* _EXERCISE REQUIREMENTS_
Extract each line containing the string "TRAINING".

— start of DATASET RECORDS —

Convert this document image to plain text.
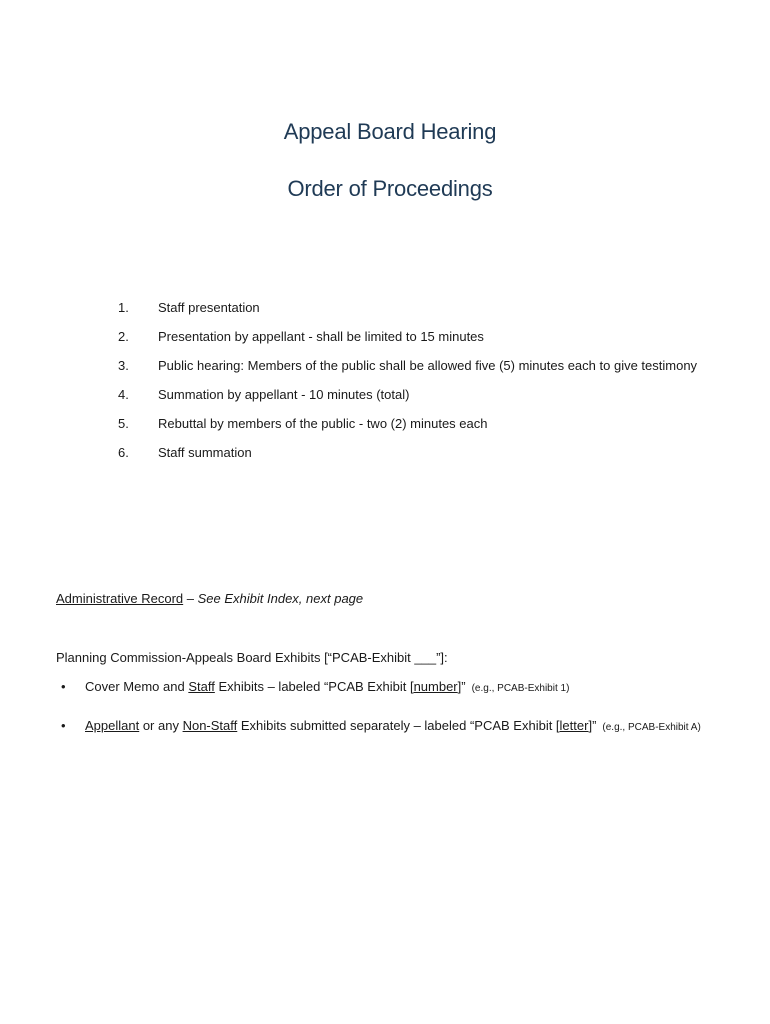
Appeal Board Hearing
Order of Proceedings
1. Staff presentation
2. Presentation by appellant - shall be limited to 15 minutes
3. Public hearing: Members of the public shall be allowed five (5) minutes each to give testimony
4. Summation by appellant - 10 minutes (total)
5. Rebuttal by members of the public - two (2) minutes each
6. Staff summation
Administrative Record – See Exhibit Index, next page
Planning Commission-Appeals Board Exhibits [“PCAB-Exhibit ___”]:
• Cover Memo and Staff Exhibits – labeled “PCAB Exhibit [number]” (e.g., PCAB-Exhibit 1)
• Appellant or any Non-Staff Exhibits submitted separately – labeled “PCAB Exhibit [letter]” (e.g., PCAB-Exhibit A)
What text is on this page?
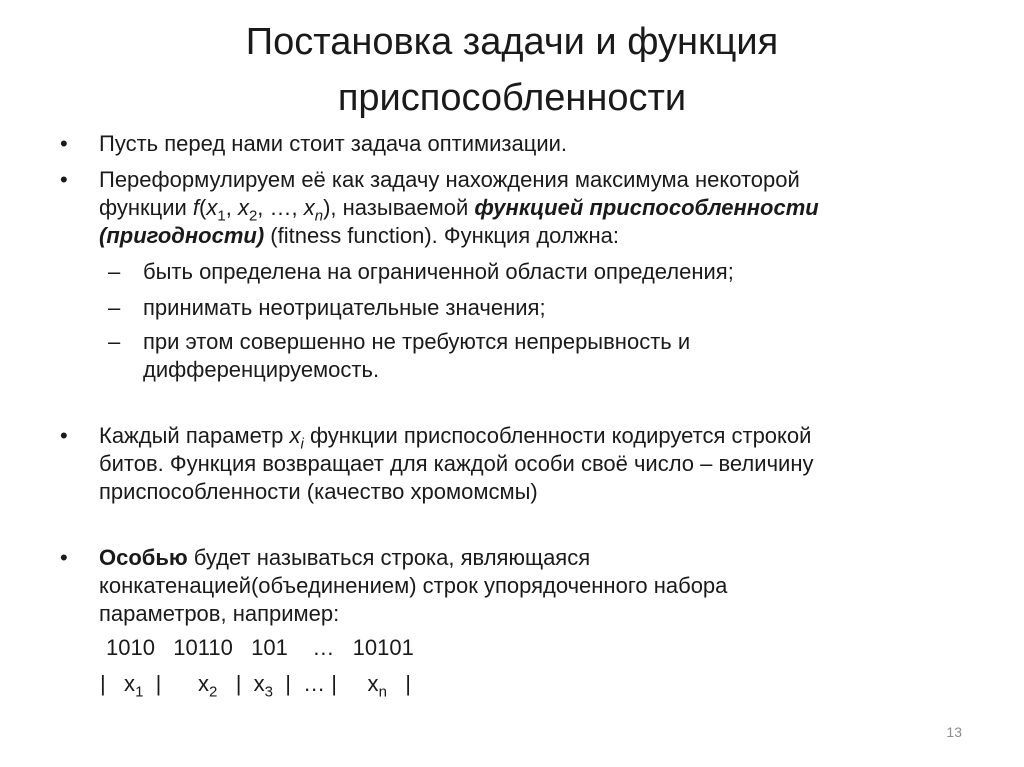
Постановка задачи и функция
приспособленности
• Пусть перед нами стоит задача оптимизации.
• Переформулируем её как задачу нахождения максимума некоторой
функции $f(x_1$, $x_2$, …, $x_n$), называемой функцией приспособленности
(пригодности) (fitness function). Функция должна:
– быть определена на ограниченной области определения;
– принимать неотрицательные значения;
– при этом совершенно не требуются непрерывность и
дифференцируемость.
• Каждый параметр $x_i$ функции приспособленности кодируется строкой
битов. Функция возвращает для каждой особи своё число – величину
приспособленности (качество хромомсмы)
• Особью будет называться строка, являющаяся
конкатенацией(объединением) строк упорядоченного набора
параметров, например:
1010   10110   101    …   10101
|   $x_1$  |      $x_2$   |  $x_3$  |  … |     $x_n$   |
13
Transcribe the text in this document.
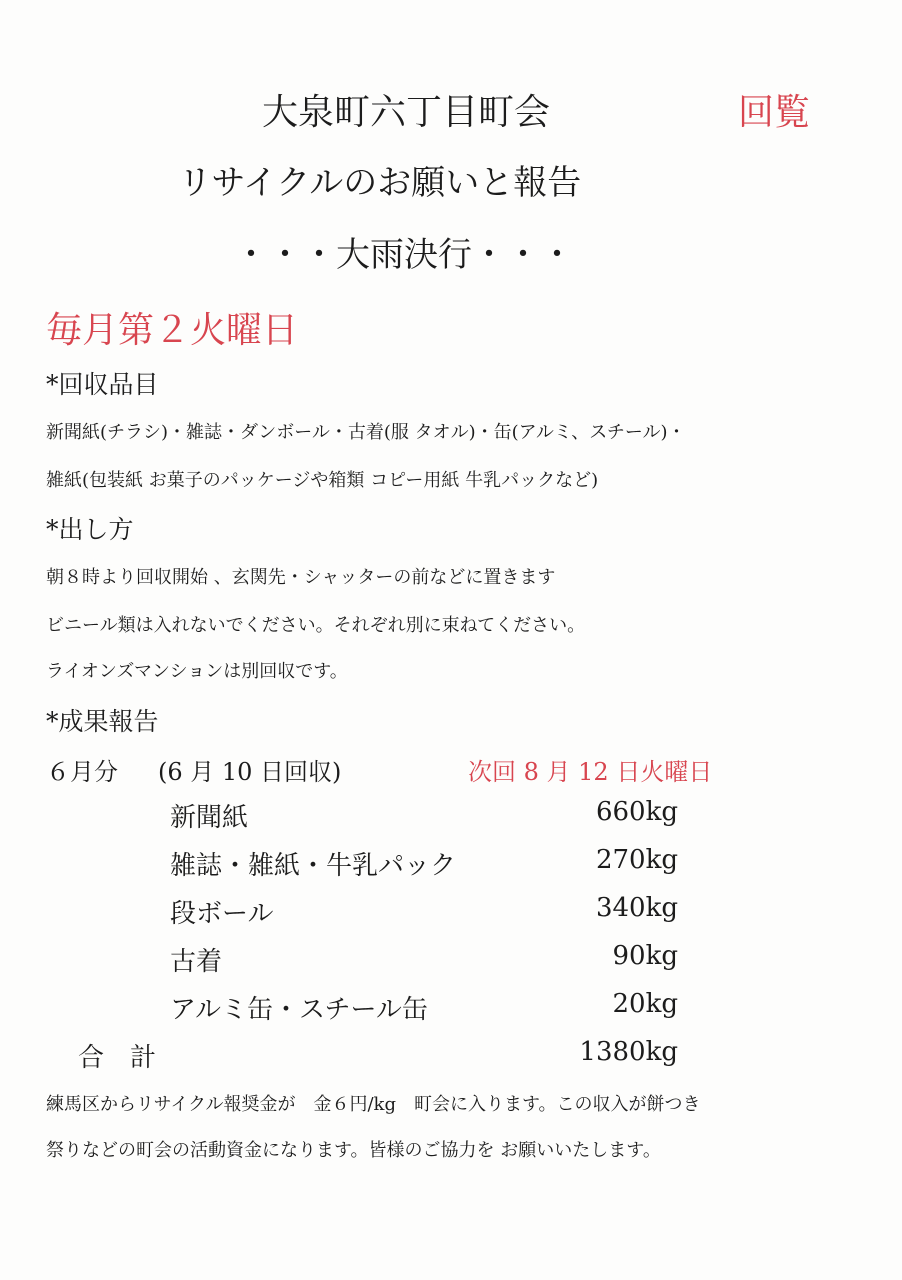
大泉町六丁目町会	回覧
リサイクルのお願いと報告
・・・大雨決行・・・
毎月第２火曜日
*回収品目
新聞紙(チラシ)・雑誌・ダンボール・古着(服 タオル)・缶(アルミ、スチール)・
雑紙(包装紙 お菓子のパッケージや箱類 コピー用紙 牛乳パックなど)
*出し方
朝８時より回収開始 、玄関先・シャッターの前などに置きます
ビニール類は入れないでください。それぞれ別に束ねてください。
ライオンズマンションは別回収です。
*成果報告
６月分 (6 月 10 日回収)	次回 8 月 12 日火曜日
新聞紙	660kg
雑誌・雑紙・牛乳パック	270kg
段ボール	340kg
古着	90kg
アルミ缶・スチール缶	20kg
合　計	1380kg
練馬区からリサイクル報奨金が　金６円/kg　町会に入ります。この収入が餅つき
祭りなどの町会の活動資金になります。皆様のご協力を お願いいたします。
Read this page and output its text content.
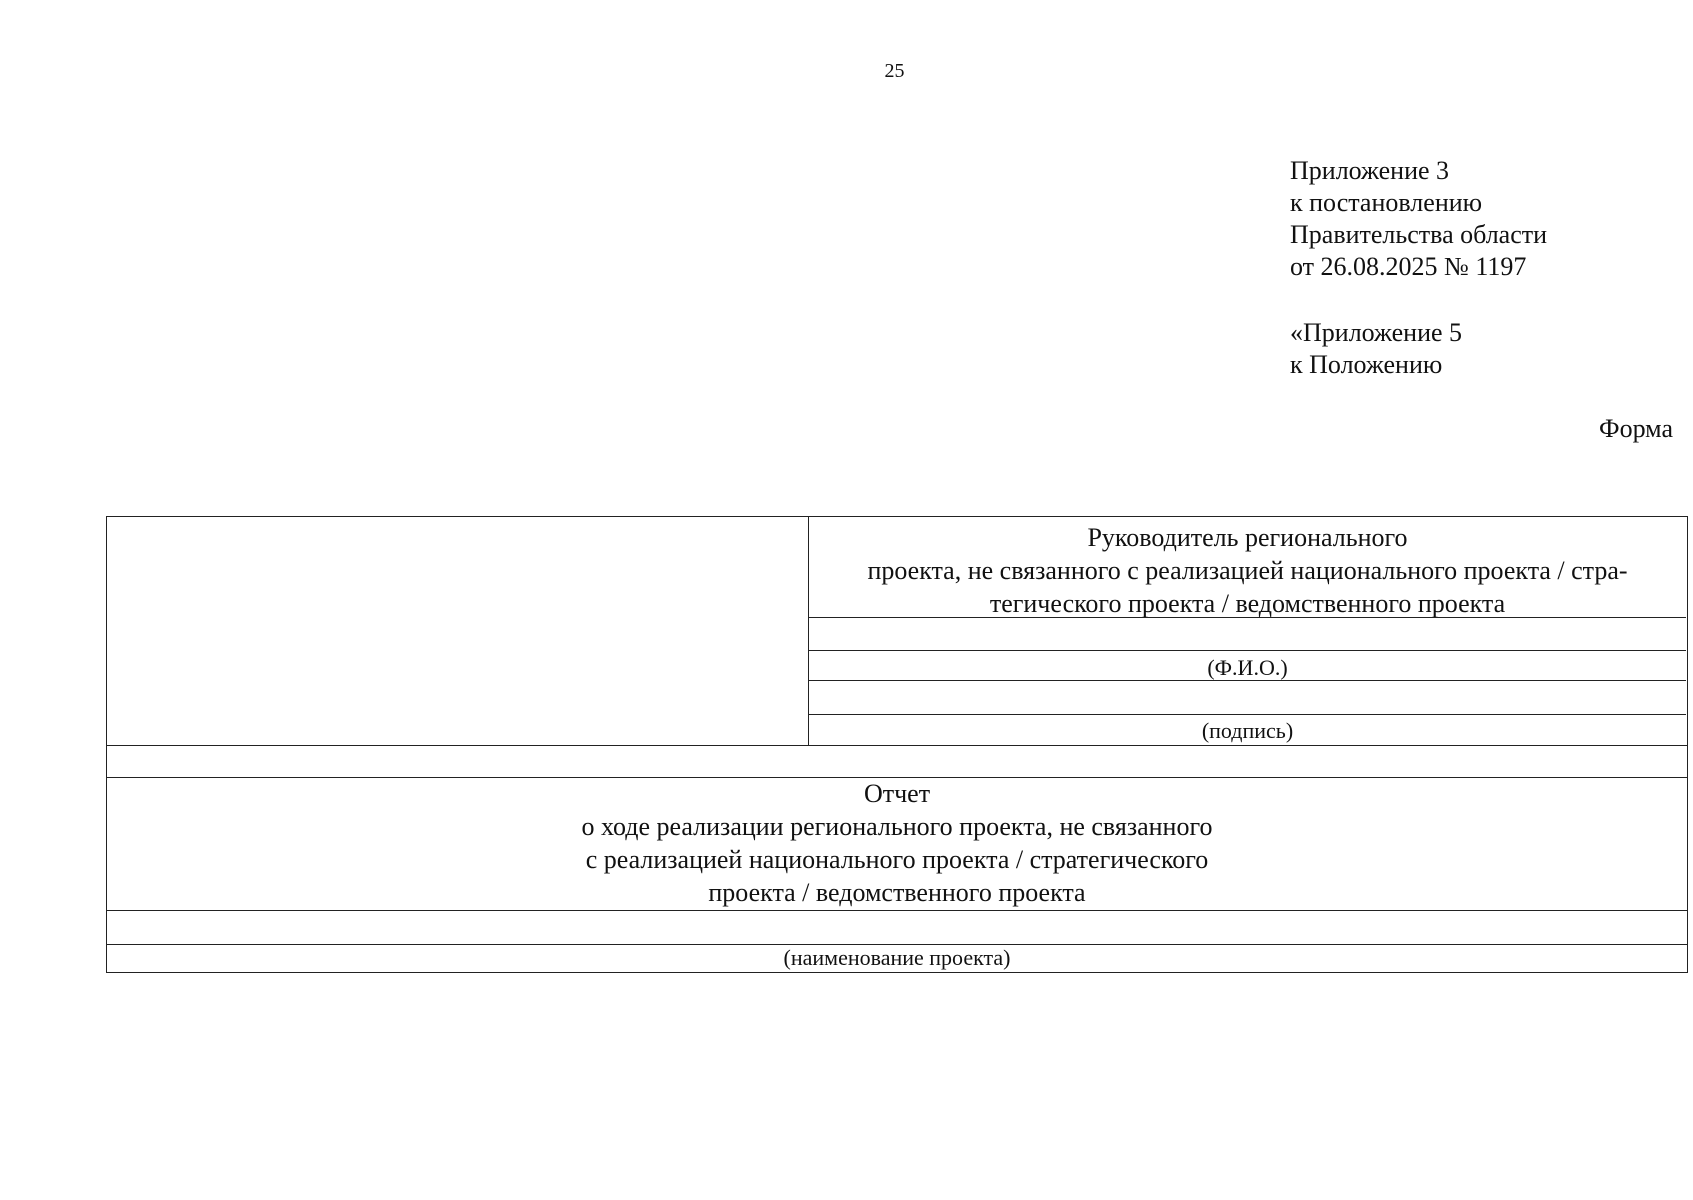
25
Приложение 3
к постановлению
Правительства области
от 26.08.2025 № 1197
«Приложение 5
к Положению
Форма
Руководитель регионального
проекта, не связанного с реализацией национального проекта / стра-
тегического проекта / ведомственного проекта
(Ф.И.О.)
(подпись)
Отчет
о ходе реализации регионального проекта, не связанного
с реализацией национального проекта / стратегического
проекта / ведомственного проекта
(наименование проекта)
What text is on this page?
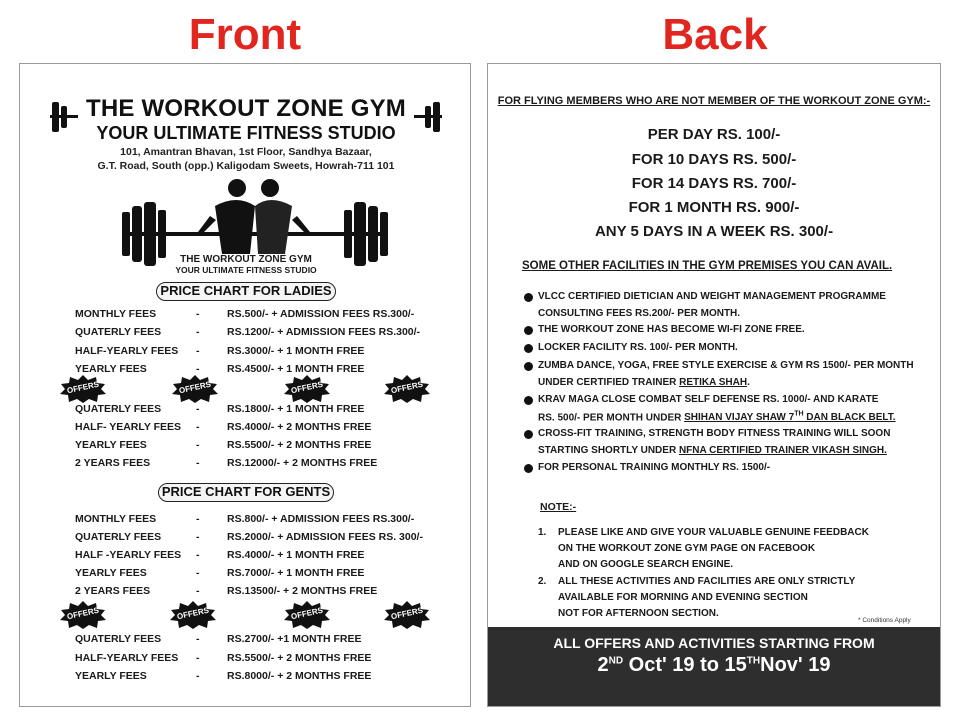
Front	Back
THE WORKOUT ZONE GYM
YOUR ULTIMATE FITNESS STUDIO
101, Amantran Bhavan, 1st Floor, Sandhya Bazaar,
G.T. Road, South (opp.) Kaligodam Sweets, Howrah-711 101
THE WORKOUT ZONE GYM
YOUR ULTIMATE FITNESS STUDIO
PRICE CHART FOR LADIES
MONTHLY FEES	-	RS.500/- + ADMISSION FEES RS.300/-
QUATERLY FEES	-	RS.1200/- + ADMISSION FEES RS.300/-
HALF-YEARLY FEES -	RS.3000/- + 1 MONTH FREE
YEARLY FEES	-	RS.4500/- + 1 MONTH FREE
OFFERS	OFFERS	OFFERS	OFFERS
QUATERLY FEES	-	RS.1800/- + 1 MONTH FREE
HALF- YEARLY FEES -	RS.4000/- + 2 MONTHS FREE
YEARLY FEES	-	RS.5500/- + 2 MONTHS FREE
2 YEARS FEES	-	RS.12000/- + 2 MONTHS FREE
PRICE CHART FOR GENTS
MONTHLY FEES	-	RS.800/- + ADMISSION FEES RS.300/-
QUATERLY FEES	-	RS.2000/- + ADMISSION FEES RS. 300/-
HALF -YEARLY FEES -	RS.4000/- + 1 MONTH FREE
YEARLY FEES	-	RS.7000/- + 1 MONTH FREE
2 YEARS FEES	-	RS.13500/- + 2 MONTHS FREE
OFFERS	OFFERS	OFFERS	OFFERS
QUATERLY FEES	-	RS.2700/- +1 MONTH FREE
HALF-YEARLY FEES -	RS.5500/- + 2 MONTHS FREE
YEARLY FEES	-	RS.8000/- + 2 MONTHS FREE
FOR FLYING MEMBERS WHO ARE NOT MEMBER OF THE WORKOUT ZONE GYM:-
PER DAY RS. 100/-
FOR 10 DAYS RS. 500/-
FOR 14 DAYS RS. 700/-
FOR 1 MONTH RS. 900/-
ANY 5 DAYS IN A WEEK RS. 300/-
SOME OTHER FACILITIES IN THE GYM PREMISES YOU CAN AVAIL.
VLCC CERTIFIED DIETICIAN AND WEIGHT MANAGEMENT PROGRAMME
CONSULTING FEES RS.200/- PER MONTH.
THE WORKOUT ZONE HAS BECOME WI-FI ZONE FREE.
LOCKER FACILITY RS. 100/- PER MONTH.
ZUMBA DANCE, YOGA, FREE STYLE EXERCISE & GYM RS 1500/- PER MONTH
UNDER CERTIFIED TRAINER RETIKA SHAH.
KRAV MAGA CLOSE COMBAT SELF DEFENSE RS. 1000/- AND KARATE
RS. 500/- PER MONTH UNDER SHIHAN VIJAY SHAW 7TH DAN BLACK BELT.
CROSS-FIT TRAINING, STRENGTH BODY FITNESS TRAINING WILL SOON
STARTING SHORTLY UNDER NFNA CERTIFIED TRAINER VIKASH SINGH.
FOR PERSONAL TRAINING MONTHLY RS. 1500/-
NOTE:-
1. PLEASE LIKE AND GIVE YOUR VALUABLE GENUINE FEEDBACK
ON THE WORKOUT ZONE GYM PAGE ON FACEBOOK
AND ON GOOGLE SEARCH ENGINE.
2. ALL THESE ACTIVITIES AND FACILITIES ARE ONLY STRICTLY
AVAILABLE FOR MORNING AND EVENING SECTION
NOT FOR AFTERNOON SECTION.
* Conditions Apply
ALL OFFERS AND ACTIVITIES STARTING FROM
2ND Oct' 19 to 15THNov' 19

— end of DATASET RECORDS —

* _FULL RESPONSE_
CROSS-FIT TRAINING, STRENGTH BODY FITNESS TRAINING WILL SOON
FOR PERSONAL TRAINING MONTHLY RS. 1500/-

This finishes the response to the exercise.